● Source
SEASIDE — Blake Stocker kept his shoulders relaxed and dropped, his body balanced, and his grip light, but he was riding hard. Engaged in less thinking and more doing, he was feeling not emotion, so much as the exertion of his body as he pushed forward on his father’s Colnago road bike.
It was the first time Stocker, 24, had sat on the saddle of his dad’s bike since the senior Stocker, out on a training ride, had suffered a fatal sudden heart failure three days after Christmas 2020. He was 56. Blake Stocker counted Eric Stocker not just as his father but also his friend. This ride on his father’s bike was not meant to serve as a tribute or to heal anything in particular, but it was preparing Stocker for the ride that will.
Eric Stocker was an avid cyclist and endurance athlete, known for his legendary tradition of completing the demanding “Tour of the California Alps,” a world-class cycling event, which covers 103 miles and includes six rated climbs over three Sierra Nevada passes.?Starting and finishing at Turtle Rock Park in Markleeville, the event, established in 1978, was formerly known as the “Markleeville Death Ride” by those who have attempted or completed the feat. It is still casually called “The Death Ride.”
The event, which has always catered to elite mountain cyclists, reportedly offers a range of challenge levels, from completing one pass, up to conquering the six highly categorized climbs over Monitor Pass, Ebbetts Pass, and the Pacific Grade. The category of a climb is calculated by multiplying the length of the climb in meters by the grade of the climb, in percent. To be classified as a categorized climb, the total must be a summit elevation of 8,000 feet or more.

● Required work
1) According to the cycling article, where does the Tour of the California Alps start and finish?
2) Switch "bike" to "bicycle" in the cycling article and write out the passage starting at "SEASIDE — Blake" and ending at "ride that will.".
3) Proceed with the article about Blake Stocker and his father's bike from its final sentence.

Element position data:
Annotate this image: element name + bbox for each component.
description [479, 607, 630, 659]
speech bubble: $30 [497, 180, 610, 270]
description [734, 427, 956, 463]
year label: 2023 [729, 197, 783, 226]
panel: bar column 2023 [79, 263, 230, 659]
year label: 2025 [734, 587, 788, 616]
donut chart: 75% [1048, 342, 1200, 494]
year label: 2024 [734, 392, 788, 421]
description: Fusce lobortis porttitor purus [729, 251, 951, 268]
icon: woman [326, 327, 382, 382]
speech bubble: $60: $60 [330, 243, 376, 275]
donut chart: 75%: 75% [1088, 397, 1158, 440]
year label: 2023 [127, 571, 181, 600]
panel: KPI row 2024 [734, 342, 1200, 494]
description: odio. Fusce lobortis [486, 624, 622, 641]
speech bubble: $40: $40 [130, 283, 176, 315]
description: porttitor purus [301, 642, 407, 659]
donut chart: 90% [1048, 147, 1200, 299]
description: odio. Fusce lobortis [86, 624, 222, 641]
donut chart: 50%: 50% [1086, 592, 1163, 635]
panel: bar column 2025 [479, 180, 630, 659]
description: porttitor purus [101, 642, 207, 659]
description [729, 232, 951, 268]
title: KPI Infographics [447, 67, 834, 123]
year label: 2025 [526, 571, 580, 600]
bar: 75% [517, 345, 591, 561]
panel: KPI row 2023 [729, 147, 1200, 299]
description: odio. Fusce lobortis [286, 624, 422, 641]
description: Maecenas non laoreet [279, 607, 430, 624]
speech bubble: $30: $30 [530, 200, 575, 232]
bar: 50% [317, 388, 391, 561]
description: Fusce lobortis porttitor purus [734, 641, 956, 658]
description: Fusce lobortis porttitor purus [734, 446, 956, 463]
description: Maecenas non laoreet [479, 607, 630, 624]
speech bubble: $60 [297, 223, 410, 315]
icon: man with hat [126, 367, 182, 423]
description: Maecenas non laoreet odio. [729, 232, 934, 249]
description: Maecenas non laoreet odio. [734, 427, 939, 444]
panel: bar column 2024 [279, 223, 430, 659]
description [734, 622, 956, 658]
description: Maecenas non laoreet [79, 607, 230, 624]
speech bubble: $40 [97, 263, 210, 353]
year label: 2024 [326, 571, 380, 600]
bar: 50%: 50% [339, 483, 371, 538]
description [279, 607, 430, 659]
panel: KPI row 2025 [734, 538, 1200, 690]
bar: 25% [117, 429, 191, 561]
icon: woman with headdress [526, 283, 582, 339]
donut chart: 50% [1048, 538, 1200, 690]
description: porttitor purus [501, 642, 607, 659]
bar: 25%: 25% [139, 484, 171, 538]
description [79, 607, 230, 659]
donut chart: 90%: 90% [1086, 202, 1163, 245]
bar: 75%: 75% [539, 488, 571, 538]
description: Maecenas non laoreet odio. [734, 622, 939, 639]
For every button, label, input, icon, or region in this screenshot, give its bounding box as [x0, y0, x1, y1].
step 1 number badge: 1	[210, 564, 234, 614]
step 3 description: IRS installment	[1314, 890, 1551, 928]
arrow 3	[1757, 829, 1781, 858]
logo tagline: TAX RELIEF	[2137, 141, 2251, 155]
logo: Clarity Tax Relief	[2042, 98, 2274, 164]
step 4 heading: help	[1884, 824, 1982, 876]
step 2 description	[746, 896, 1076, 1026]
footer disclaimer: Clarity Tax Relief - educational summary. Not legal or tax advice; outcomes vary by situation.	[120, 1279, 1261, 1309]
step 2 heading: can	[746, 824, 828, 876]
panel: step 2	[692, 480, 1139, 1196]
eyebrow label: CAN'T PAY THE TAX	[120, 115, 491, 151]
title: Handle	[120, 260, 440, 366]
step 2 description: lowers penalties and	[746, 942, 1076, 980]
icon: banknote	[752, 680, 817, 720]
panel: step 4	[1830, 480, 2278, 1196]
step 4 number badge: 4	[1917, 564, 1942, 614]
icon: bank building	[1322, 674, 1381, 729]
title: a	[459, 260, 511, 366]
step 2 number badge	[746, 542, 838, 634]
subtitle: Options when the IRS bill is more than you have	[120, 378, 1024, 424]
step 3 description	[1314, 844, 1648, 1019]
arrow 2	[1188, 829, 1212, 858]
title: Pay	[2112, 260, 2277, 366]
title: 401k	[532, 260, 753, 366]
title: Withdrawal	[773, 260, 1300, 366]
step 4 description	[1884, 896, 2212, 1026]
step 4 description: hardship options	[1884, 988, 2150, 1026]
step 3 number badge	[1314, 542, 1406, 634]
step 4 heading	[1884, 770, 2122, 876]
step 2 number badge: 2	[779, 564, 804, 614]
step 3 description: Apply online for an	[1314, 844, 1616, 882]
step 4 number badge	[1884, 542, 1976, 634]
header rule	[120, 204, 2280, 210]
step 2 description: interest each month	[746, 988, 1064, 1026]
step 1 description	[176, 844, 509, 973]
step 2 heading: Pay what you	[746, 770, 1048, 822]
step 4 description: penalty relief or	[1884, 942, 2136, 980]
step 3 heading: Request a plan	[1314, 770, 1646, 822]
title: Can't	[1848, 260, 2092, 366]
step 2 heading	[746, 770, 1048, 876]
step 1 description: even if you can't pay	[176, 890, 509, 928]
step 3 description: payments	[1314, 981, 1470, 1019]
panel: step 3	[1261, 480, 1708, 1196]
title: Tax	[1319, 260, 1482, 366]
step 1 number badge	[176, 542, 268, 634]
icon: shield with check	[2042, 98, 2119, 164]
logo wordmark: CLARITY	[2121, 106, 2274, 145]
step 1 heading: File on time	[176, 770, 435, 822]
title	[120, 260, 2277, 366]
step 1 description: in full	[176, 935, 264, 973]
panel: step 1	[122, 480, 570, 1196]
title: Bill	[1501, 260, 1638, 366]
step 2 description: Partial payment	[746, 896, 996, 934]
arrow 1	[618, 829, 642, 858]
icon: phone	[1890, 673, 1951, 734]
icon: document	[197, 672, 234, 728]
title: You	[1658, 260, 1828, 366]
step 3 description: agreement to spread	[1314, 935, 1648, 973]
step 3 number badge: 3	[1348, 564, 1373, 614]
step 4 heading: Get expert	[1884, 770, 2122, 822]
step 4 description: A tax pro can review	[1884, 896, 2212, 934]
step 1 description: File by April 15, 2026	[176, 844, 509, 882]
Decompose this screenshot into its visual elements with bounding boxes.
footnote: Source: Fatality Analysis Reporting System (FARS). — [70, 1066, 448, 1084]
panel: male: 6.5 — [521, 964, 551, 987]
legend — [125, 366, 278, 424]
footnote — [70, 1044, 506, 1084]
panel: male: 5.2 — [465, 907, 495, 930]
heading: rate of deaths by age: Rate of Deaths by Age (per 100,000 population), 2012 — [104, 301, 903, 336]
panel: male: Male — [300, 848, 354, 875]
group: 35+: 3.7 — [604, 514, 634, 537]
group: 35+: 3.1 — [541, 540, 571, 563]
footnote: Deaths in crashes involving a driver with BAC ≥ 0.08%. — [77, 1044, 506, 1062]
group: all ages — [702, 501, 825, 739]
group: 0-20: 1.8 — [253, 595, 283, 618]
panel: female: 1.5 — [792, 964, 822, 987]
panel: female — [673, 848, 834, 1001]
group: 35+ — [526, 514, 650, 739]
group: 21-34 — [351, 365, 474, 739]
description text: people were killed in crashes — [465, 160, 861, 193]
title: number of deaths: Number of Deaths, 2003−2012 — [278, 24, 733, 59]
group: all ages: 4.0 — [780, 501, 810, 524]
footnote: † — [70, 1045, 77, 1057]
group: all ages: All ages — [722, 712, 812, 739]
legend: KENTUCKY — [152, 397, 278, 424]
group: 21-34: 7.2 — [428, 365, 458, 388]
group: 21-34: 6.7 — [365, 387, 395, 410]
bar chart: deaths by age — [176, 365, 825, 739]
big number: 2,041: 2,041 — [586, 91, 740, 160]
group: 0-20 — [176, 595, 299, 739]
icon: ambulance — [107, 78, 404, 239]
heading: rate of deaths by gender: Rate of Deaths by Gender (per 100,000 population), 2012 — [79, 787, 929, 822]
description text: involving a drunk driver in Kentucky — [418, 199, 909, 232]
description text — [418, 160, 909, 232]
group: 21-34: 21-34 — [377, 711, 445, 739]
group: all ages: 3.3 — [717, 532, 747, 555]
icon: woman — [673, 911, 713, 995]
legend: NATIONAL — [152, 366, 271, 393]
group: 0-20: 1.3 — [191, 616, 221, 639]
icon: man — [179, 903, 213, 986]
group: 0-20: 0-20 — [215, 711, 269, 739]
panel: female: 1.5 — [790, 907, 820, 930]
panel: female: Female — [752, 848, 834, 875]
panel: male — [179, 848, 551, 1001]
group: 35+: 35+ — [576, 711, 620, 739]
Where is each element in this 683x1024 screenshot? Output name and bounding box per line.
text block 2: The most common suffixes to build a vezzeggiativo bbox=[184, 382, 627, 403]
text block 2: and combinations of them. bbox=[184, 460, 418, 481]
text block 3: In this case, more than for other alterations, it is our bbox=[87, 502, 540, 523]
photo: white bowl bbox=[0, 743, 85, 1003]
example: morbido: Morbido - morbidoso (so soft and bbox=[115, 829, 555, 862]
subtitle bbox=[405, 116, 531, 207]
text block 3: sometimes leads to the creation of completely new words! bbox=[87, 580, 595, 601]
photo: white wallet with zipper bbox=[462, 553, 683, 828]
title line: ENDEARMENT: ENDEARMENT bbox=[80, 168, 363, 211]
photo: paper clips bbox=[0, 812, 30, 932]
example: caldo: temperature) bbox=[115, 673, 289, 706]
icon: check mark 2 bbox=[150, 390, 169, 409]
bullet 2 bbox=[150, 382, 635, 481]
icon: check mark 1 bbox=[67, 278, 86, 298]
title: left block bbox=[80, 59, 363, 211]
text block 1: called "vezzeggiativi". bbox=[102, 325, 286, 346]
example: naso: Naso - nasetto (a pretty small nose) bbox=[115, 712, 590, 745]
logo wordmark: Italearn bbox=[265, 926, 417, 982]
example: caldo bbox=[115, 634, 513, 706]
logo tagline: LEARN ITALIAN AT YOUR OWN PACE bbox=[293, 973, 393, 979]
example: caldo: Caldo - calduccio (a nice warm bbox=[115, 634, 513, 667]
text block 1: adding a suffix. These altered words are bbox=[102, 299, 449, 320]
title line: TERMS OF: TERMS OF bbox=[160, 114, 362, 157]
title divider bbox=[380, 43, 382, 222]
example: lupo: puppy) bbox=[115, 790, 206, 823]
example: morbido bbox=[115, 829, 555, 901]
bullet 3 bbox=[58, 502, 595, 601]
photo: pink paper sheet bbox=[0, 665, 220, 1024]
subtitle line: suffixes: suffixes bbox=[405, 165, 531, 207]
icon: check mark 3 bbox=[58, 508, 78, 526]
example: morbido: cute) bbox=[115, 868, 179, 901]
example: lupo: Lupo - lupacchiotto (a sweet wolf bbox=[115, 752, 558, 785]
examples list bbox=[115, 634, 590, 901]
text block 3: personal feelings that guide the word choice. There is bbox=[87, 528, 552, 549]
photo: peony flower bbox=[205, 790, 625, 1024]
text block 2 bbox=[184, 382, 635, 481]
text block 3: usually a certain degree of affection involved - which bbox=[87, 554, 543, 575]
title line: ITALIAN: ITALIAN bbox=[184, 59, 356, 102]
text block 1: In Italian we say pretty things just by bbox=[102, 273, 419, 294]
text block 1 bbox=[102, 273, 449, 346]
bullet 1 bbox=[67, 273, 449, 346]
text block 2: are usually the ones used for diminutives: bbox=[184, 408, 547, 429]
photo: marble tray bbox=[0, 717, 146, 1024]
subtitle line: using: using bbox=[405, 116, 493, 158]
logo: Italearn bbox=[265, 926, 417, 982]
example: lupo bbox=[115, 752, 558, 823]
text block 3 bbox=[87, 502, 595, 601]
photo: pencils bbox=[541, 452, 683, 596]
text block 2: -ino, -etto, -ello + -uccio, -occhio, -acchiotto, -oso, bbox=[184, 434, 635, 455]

● Task results
1) Turtle Rock Park in Markleeville

2)
SEASIDE — Blake Stocker kept his shoulders relaxed and dropped, his body balanced, and his grip light, but he was riding hard. Engaged in less thinking and more doing, he was feeling not emotion, so much as the exertion of his body as he pushed forward on his father’s Colnago road bicycle.
It was the first time Stocker, 24, had sat on the saddle of his dad’s bicycle since the senior Stocker, out on a training ride, had suffered a fatal sudden heart failure three days after Christmas 2020. He was 56. Blake Stocker counted Eric Stocker not just as his father but also his friend. This ride on his father’s bicycle was not meant to serve as a tribute or to heal anything in particular, but it was preparing Stocker for the ride that will.

3)
“My father and I had a good relationship,” Blake Stocker, right, said. “He was a parent first, but we were buddies. Had he still been here, Dad (pictured on the left) would have been doing this ride with me. I think he was already registered.” (Photo courtesy of Blake Stocker)
The summit elevations in the Tour of the California Alps range between 8,330 and 8,750 feet.
“My dad did Markleeville 11 or maybe 13 times,” said Stocker, “and he always completed it. There was no other option for him; he always intended to finish, and he always did.”
On July 17, the 40th anniversary of the legendary ride, Blake Stocker will sit on the saddle of his father’s Colnago to climb the same mountains in memory of his father. He has every intention of completing the full event; like his father before him, there is no other option.
In the saddle
The brother to two younger sisters, Blake Stocker was born in Boulder but grew up in San Mateo. An active, outdoors kid, he started surfing early at Half Moon Bay and off the coast of Pacifica. He also played baseball in school until he got his driver’s license, which drove him off the field and into other activities, but he never stopped surfing.
Family travel and surfing safaris took him all over the world, including Hawaii, Puerto Rico, Mexico, Switzerland, Spain, France, the Netherlands, and Vancouver, before he settled into his studies at CSU Monterey Bay. He graduated in 2018 with a degree in business but missed his commencement ceremonies in favor of a surfing trip to Nicaragua.
After a few “practice” jobs, in 2019, Stocker got a job with Lewis Builders residential design-build firm in Carmel by promising to work hard and learn the business. After beginning as a laborer, a year later, he’d been named Production Manager.
Three years ago, inspired by his father, Stocker decided to try cycling. He set a goal to run 1,000 miles in one year, with a plan to run 3 miles a day to ensure he reached his goal. He told himself, if he missed a day, those 3 miles would be added to the subsequent day’s total. With just under a month remaining, Stocker achieved his goal. Neither he nor his father has ever started or finished small.
Stocker’s next goal was to ride 100 miles in one day. After a 20-mile training ride, he recruited his dad to join him, and the pair completed their “century ride” together.
“We started in San Mateo,” said Stocker, “and rode across the Golden Gate Bridge and up into the North Bay. Just 10 miles from home, we realized we were 19 miles short of our 100-mile goal, so we had to turn around to add miles. By then, it was getting dark, cold, and windy, but we did it.”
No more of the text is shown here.